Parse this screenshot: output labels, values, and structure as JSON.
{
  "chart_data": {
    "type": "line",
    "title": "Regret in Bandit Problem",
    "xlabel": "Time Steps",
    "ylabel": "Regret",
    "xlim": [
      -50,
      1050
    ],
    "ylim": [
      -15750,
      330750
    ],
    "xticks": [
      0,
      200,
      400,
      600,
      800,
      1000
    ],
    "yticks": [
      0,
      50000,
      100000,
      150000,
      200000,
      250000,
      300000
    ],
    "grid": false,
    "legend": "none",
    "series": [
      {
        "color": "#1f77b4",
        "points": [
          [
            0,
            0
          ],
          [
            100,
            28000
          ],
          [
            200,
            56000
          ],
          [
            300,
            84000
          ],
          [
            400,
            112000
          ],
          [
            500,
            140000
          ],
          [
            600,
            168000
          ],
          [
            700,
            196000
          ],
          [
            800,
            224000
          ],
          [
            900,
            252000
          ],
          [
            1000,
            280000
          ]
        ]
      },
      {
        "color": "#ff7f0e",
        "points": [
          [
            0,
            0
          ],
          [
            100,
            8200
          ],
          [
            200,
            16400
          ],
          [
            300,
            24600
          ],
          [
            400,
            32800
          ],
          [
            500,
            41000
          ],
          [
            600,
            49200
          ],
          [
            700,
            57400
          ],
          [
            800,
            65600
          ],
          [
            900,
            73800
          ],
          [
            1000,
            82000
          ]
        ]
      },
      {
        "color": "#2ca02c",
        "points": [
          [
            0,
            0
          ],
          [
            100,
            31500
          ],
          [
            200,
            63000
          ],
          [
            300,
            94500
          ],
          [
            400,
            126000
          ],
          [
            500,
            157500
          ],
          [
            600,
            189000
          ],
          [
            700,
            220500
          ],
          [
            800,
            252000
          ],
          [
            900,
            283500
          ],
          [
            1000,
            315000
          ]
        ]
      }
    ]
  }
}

========================================================================

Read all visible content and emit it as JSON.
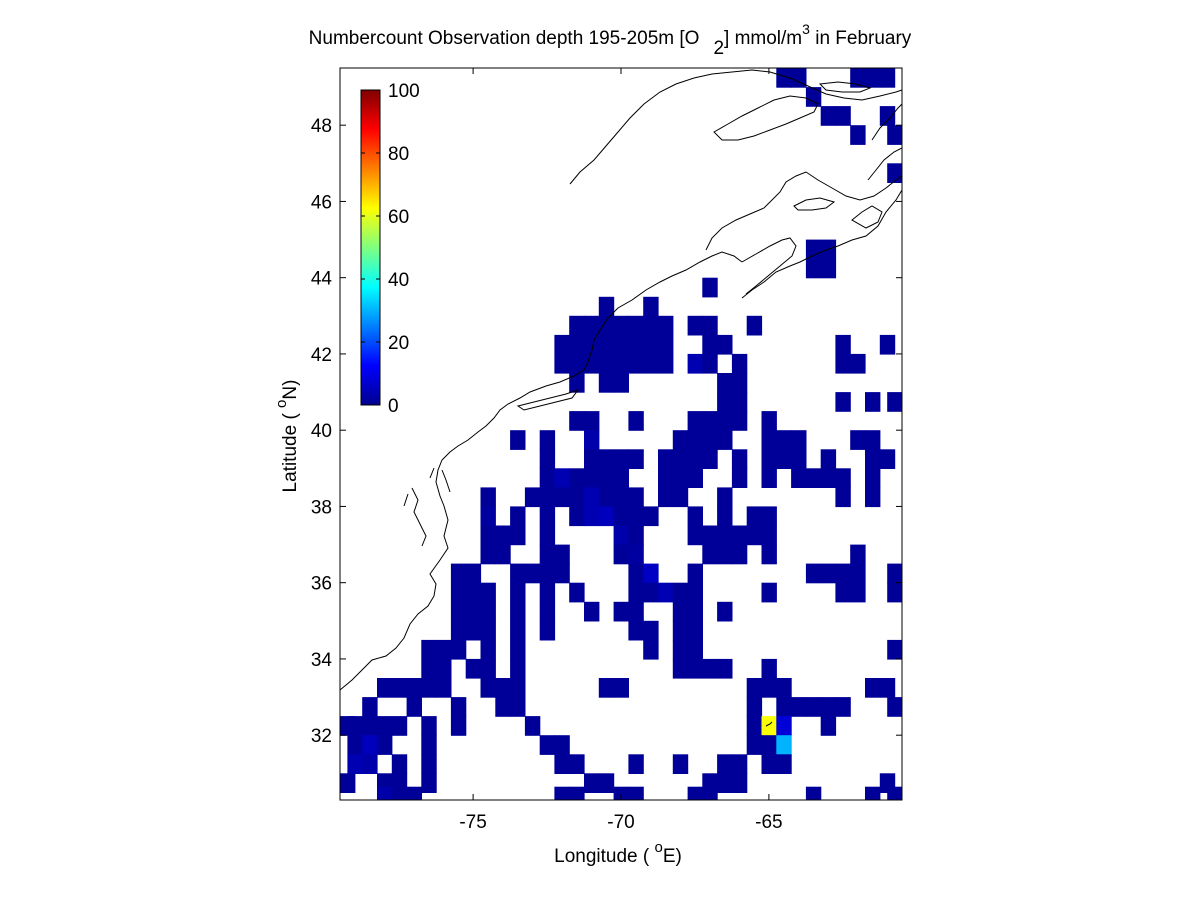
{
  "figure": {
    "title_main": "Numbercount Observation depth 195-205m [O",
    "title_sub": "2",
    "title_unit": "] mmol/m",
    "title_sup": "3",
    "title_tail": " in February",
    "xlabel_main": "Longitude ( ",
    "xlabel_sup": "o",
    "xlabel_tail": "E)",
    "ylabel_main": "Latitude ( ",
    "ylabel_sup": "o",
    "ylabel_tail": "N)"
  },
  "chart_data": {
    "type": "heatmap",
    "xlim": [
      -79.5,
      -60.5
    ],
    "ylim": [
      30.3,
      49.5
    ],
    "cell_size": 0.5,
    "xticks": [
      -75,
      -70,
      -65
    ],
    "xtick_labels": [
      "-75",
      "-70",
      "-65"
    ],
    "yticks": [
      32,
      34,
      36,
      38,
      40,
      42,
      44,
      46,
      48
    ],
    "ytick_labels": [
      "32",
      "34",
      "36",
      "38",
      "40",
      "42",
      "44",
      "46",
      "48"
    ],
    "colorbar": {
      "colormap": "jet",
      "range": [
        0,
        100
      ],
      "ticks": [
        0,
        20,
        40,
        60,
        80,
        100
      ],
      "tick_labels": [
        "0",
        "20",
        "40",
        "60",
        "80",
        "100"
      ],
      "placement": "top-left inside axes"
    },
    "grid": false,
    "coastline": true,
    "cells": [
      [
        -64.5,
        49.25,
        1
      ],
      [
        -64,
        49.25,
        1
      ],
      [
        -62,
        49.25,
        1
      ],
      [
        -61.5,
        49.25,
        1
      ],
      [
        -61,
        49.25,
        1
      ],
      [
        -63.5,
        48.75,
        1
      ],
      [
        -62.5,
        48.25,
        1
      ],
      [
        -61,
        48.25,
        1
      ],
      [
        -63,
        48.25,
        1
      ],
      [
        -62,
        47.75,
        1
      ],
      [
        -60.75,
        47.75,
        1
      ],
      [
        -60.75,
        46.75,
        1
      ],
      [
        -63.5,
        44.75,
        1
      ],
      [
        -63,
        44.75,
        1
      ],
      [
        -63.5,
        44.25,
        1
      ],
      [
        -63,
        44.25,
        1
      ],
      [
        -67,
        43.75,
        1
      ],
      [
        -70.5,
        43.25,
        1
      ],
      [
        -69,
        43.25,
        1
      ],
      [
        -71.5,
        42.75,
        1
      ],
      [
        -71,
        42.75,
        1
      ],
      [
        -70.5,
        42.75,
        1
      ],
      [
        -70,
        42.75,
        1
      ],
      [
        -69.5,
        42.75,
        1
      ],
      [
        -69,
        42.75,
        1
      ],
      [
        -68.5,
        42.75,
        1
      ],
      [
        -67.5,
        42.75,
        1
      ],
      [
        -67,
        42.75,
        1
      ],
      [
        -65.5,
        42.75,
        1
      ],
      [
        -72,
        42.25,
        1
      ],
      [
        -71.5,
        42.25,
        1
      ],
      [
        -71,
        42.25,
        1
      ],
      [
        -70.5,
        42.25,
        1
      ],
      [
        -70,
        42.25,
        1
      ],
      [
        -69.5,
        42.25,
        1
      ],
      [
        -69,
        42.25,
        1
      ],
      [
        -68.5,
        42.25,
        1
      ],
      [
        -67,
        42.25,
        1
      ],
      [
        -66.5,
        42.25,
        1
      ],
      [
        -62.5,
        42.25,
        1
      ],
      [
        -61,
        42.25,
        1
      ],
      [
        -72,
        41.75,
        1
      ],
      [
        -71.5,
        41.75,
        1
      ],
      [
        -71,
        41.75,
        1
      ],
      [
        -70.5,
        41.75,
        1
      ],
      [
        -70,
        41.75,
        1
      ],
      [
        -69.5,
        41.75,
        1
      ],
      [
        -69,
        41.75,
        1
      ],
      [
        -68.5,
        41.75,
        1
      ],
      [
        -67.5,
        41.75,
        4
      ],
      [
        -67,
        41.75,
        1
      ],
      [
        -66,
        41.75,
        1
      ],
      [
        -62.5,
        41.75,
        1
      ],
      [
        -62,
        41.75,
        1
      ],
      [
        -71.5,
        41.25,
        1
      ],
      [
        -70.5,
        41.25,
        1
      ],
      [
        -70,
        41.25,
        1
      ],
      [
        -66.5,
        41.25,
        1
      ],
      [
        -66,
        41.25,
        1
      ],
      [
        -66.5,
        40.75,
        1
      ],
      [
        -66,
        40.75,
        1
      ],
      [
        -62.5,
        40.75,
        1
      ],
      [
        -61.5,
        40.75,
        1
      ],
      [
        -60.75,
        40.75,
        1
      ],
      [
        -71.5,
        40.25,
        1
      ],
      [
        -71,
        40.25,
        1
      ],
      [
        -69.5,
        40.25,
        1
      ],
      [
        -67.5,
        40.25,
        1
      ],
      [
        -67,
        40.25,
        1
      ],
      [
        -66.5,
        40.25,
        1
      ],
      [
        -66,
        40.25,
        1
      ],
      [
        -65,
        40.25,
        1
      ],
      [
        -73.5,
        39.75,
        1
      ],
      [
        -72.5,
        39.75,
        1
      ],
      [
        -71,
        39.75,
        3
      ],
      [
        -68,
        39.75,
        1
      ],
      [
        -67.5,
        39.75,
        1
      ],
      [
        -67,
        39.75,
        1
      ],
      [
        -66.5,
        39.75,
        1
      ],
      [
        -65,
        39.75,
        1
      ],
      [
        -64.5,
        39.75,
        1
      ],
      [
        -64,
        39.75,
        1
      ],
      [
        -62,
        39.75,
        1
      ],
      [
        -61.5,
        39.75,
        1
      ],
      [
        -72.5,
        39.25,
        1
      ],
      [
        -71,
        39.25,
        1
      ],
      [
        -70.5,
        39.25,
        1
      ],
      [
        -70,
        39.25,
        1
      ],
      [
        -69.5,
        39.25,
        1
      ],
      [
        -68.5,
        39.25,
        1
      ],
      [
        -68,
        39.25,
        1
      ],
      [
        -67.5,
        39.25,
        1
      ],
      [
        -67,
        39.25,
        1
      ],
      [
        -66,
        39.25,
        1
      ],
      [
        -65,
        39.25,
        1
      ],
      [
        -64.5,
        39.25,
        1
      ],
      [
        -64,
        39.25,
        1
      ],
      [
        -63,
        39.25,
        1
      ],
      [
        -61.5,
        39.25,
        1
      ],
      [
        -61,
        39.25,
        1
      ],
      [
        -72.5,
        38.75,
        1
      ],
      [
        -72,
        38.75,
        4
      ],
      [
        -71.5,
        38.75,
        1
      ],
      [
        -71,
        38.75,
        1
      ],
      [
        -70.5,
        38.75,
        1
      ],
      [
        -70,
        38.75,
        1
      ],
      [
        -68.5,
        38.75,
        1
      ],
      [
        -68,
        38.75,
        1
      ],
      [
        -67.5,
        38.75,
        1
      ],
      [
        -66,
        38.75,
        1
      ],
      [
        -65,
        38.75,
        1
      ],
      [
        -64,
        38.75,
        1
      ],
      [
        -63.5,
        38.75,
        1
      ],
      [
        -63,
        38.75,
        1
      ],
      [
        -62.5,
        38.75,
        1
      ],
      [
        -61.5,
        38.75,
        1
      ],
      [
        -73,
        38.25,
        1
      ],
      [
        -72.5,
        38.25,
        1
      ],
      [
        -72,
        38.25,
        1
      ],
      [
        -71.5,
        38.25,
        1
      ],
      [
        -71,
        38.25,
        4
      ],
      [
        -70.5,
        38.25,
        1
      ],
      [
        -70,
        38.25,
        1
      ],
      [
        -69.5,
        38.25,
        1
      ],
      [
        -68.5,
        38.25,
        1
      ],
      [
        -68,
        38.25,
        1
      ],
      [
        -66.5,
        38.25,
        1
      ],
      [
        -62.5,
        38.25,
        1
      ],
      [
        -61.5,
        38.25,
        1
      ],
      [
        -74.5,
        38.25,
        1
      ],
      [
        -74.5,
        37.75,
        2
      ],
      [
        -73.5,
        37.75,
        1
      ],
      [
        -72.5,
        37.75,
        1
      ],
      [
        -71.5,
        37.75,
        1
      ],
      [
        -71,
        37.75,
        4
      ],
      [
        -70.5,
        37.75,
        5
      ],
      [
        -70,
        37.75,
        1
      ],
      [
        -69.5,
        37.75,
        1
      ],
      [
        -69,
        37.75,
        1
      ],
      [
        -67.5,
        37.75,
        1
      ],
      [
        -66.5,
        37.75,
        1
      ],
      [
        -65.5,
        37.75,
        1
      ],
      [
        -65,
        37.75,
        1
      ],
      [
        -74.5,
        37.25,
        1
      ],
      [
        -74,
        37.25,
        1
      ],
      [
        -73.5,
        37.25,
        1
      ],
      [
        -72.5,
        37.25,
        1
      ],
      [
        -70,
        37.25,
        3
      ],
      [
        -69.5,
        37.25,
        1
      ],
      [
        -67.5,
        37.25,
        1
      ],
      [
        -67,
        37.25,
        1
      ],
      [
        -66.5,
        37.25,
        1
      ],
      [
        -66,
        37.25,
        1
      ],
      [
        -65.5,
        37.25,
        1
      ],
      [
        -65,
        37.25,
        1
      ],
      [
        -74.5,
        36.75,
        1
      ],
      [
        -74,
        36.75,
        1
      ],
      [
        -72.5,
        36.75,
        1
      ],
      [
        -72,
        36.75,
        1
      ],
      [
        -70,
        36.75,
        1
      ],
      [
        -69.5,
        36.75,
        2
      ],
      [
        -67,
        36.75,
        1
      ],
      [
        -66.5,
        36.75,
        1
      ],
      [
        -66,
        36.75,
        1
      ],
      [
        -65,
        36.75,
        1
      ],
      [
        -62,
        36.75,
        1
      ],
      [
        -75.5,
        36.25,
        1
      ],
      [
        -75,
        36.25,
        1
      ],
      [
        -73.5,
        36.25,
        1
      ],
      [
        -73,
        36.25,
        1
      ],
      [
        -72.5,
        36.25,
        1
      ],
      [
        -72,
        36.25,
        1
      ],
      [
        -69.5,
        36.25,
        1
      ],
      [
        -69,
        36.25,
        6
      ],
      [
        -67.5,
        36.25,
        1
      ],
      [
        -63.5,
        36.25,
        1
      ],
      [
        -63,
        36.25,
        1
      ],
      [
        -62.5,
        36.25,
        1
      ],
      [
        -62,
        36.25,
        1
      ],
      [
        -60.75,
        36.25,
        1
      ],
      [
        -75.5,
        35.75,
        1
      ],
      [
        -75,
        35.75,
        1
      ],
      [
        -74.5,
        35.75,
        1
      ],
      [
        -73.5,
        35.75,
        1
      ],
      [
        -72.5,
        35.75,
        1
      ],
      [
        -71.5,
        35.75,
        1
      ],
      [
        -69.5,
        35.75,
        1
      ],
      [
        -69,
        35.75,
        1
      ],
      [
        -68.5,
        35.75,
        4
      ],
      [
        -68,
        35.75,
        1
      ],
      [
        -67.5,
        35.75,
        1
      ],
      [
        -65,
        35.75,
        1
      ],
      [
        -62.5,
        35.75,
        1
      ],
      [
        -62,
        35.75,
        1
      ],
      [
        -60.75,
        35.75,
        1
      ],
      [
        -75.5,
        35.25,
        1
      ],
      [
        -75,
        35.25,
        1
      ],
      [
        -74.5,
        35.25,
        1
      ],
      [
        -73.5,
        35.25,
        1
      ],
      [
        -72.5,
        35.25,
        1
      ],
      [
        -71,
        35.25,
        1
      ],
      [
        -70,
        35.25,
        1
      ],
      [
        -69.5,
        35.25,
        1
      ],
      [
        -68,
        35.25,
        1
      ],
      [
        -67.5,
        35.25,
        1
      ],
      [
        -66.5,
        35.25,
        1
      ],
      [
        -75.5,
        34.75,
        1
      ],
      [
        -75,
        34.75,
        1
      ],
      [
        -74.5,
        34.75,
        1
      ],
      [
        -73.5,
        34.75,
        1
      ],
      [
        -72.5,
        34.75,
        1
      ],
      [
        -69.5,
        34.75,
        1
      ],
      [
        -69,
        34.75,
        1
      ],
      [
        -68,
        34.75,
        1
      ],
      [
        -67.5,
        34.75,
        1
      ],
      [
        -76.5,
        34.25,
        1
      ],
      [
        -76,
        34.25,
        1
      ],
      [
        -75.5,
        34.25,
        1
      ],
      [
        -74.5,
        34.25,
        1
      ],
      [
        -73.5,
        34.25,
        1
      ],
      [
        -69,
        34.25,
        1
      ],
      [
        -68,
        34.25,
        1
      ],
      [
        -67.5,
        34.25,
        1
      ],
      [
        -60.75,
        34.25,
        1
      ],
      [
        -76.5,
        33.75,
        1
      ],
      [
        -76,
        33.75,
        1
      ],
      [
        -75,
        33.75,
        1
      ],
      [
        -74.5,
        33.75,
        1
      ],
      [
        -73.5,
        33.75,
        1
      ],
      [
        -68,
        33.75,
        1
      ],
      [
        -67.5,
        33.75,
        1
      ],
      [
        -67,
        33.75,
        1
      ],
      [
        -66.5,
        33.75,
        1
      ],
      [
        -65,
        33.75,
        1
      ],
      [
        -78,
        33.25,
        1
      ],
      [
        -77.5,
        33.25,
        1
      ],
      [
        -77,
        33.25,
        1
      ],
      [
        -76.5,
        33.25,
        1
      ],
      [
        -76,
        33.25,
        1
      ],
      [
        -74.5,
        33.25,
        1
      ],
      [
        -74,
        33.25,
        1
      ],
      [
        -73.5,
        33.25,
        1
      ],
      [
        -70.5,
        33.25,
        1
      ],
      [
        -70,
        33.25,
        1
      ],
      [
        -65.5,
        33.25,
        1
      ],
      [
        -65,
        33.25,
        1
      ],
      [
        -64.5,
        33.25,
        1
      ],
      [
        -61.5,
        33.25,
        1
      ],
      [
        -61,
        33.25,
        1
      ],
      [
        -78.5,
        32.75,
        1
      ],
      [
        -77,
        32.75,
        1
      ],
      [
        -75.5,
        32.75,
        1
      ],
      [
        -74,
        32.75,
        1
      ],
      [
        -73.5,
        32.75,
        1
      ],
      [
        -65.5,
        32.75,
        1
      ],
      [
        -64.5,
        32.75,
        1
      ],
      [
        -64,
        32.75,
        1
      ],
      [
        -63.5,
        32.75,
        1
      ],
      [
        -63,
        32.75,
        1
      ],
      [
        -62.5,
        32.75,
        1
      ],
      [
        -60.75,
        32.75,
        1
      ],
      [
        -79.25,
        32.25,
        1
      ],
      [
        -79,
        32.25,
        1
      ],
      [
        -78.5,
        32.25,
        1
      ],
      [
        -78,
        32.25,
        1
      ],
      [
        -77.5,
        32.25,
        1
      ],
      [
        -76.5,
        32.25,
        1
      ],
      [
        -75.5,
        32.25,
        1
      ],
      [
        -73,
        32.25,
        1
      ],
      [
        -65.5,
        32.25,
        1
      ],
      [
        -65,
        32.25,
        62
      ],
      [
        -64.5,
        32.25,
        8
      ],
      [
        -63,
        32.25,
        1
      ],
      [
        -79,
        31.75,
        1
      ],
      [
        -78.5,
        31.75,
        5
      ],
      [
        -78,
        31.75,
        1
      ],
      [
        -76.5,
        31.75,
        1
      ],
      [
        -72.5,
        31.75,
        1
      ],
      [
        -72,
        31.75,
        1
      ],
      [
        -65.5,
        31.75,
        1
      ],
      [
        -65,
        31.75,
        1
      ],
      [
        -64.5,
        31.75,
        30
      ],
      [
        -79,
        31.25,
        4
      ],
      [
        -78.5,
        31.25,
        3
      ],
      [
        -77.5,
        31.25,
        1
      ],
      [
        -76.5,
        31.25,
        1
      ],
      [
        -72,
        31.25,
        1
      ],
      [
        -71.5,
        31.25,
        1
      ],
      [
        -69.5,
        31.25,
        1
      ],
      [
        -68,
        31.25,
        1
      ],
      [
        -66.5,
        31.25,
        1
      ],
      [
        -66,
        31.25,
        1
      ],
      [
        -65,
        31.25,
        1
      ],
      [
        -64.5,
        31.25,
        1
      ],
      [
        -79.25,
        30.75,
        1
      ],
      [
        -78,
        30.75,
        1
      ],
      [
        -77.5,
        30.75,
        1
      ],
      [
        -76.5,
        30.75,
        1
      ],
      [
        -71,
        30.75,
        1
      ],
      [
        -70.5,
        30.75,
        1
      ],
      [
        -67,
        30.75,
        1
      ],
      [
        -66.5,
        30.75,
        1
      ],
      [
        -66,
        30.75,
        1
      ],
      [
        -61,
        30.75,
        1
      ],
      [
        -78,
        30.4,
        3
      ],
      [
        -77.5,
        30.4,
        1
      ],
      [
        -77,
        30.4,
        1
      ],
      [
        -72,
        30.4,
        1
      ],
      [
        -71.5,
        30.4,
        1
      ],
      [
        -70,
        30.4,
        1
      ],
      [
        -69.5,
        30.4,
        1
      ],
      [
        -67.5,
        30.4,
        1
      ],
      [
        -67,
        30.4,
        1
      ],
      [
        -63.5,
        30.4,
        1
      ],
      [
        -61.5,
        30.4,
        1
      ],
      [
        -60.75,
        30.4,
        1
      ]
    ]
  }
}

========================================================================

> _What to do_: Return every line from the records above that holds the word "Regret".

> _Output for this task_:
    "title": "Regret in Bandit Problem",
    "ylabel": "Regret",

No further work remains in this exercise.